[[ Provided records, beginning ]]

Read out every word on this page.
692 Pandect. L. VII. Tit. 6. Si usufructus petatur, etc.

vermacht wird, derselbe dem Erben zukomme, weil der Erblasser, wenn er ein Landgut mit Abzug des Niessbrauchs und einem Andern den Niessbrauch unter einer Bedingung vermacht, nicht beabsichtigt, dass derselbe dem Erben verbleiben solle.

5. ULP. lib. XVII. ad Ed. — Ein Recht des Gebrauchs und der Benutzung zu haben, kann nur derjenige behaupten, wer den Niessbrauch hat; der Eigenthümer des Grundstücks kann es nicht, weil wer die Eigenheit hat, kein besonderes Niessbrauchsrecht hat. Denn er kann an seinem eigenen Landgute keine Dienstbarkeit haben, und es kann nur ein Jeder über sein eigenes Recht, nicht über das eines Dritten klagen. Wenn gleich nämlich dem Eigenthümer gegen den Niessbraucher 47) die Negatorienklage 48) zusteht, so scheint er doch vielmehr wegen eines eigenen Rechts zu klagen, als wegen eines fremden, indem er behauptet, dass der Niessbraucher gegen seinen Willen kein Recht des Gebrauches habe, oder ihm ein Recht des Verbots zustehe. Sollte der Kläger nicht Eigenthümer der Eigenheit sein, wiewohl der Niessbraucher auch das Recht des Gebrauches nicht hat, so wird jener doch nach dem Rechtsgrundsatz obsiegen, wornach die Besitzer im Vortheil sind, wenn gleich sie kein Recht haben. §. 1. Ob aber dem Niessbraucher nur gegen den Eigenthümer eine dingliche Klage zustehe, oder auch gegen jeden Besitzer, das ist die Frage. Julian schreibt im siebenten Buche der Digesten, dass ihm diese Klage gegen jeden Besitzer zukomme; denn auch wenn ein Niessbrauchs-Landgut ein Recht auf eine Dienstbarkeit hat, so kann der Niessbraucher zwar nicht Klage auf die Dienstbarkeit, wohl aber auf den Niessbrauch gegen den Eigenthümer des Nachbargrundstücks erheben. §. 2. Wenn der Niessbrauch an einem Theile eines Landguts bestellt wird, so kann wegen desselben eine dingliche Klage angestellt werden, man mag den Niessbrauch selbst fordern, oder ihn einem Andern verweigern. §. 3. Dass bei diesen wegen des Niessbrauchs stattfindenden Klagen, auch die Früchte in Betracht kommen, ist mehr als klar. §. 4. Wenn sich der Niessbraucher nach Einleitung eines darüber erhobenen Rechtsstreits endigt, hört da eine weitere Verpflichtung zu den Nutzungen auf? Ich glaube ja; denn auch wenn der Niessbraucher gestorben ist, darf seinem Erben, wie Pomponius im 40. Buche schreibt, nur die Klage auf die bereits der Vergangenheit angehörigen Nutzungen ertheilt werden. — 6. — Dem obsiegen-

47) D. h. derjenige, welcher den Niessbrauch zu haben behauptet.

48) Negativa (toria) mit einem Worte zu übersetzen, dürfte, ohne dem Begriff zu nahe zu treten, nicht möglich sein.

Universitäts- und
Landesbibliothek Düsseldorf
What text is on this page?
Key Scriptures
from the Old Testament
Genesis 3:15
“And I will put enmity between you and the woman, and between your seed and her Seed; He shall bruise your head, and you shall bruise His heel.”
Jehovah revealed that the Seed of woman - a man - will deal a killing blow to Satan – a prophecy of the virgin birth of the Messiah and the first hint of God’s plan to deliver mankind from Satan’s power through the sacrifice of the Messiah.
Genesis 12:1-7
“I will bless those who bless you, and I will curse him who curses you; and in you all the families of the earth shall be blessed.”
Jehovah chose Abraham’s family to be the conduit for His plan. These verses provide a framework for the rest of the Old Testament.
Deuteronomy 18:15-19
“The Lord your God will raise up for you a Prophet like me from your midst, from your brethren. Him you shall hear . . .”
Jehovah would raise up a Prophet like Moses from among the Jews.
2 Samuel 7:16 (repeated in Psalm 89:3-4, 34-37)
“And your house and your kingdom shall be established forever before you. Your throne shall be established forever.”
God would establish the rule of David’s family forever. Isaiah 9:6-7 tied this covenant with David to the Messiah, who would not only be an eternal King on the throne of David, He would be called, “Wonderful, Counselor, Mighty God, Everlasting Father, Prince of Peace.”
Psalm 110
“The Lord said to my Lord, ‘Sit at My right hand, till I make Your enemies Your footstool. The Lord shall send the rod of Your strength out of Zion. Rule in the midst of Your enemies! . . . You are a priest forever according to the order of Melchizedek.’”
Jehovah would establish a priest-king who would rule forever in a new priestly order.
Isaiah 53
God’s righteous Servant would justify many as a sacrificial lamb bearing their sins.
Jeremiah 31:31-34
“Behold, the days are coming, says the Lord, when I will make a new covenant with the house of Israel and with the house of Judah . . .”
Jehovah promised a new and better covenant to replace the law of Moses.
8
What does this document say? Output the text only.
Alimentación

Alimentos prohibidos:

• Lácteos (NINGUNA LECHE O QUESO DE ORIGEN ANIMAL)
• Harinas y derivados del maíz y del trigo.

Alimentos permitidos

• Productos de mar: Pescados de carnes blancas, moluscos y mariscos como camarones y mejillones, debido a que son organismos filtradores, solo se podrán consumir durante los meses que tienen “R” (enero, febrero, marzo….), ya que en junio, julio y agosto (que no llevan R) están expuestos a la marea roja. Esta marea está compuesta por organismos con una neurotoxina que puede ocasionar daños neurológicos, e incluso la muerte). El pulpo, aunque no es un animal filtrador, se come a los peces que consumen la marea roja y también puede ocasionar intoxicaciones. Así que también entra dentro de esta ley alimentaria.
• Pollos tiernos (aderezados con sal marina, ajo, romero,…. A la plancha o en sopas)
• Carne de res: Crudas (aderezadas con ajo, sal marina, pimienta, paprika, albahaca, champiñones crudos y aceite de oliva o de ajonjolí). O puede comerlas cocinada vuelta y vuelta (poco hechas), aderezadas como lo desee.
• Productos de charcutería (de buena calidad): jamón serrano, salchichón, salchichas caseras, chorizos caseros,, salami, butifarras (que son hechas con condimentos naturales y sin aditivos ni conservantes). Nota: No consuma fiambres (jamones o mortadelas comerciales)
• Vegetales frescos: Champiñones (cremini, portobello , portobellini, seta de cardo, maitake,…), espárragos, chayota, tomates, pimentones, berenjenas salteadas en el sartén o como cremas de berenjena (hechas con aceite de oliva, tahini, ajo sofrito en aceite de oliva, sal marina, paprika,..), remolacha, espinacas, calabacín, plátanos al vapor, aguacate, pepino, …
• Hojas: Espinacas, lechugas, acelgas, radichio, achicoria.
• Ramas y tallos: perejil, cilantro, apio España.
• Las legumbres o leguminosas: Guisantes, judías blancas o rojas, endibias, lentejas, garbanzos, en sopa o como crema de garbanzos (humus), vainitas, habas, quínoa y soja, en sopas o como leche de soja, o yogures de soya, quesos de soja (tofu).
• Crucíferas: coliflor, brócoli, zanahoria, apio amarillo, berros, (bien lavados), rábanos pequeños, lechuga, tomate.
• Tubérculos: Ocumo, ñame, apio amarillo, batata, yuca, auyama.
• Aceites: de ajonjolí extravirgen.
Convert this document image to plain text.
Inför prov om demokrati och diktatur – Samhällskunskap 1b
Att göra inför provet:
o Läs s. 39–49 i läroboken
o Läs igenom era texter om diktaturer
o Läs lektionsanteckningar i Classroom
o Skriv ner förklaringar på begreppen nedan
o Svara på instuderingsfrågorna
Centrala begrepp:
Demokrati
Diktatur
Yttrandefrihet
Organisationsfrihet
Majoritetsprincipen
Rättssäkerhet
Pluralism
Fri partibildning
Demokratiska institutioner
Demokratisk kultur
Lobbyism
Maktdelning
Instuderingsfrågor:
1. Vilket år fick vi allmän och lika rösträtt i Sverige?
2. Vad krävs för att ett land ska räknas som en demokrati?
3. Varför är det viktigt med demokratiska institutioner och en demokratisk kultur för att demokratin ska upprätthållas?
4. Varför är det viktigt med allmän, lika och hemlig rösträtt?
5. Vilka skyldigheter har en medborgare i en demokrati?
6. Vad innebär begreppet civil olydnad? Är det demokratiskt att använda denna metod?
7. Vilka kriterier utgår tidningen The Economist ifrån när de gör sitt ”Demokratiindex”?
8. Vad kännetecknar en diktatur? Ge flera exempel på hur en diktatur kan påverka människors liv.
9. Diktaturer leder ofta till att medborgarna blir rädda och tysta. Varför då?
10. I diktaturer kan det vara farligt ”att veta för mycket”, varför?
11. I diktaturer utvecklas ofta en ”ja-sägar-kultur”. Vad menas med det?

[[ Provided records, end ]]

- Required action
Only the span from the line with "Convert this document image to plain text." through the final line of the records goes in the output, each line unchanged.

- Answer below
Convert this document image to plain text.
Inför prov om demokrati och diktatur – Samhällskunskap 1b
Att göra inför provet:
o Läs s. 39–49 i läroboken
o Läs igenom era texter om diktaturer
o Läs lektionsanteckningar i Classroom
o Skriv ner förklaringar på begreppen nedan
o Svara på instuderingsfrågorna
Centrala begrepp:
Demokrati
Diktatur
Yttrandefrihet
Organisationsfrihet
Majoritetsprincipen
Rättssäkerhet
Pluralism
Fri partibildning
Demokratiska institutioner
Demokratisk kultur
Lobbyism
Maktdelning
Instuderingsfrågor:
1. Vilket år fick vi allmän och lika rösträtt i Sverige?
2. Vad krävs för att ett land ska räknas som en demokrati?
3. Varför är det viktigt med demokratiska institutioner och en demokratisk kultur för att demokratin ska upprätthållas?
4. Varför är det viktigt med allmän, lika och hemlig rösträtt?
5. Vilka skyldigheter har en medborgare i en demokrati?
6. Vad innebär begreppet civil olydnad? Är det demokratiskt att använda denna metod?
7. Vilka kriterier utgår tidningen The Economist ifrån när de gör sitt ”Demokratiindex”?
8. Vad kännetecknar en diktatur? Ge flera exempel på hur en diktatur kan påverka människors liv.
9. Diktaturer leder ofta till att medborgarna blir rädda och tysta. Varför då?
10. I diktaturer kan det vara farligt ”att veta för mycket”, varför?
11. I diktaturer utvecklas ofta en ”ja-sägar-kultur”. Vad menas med det?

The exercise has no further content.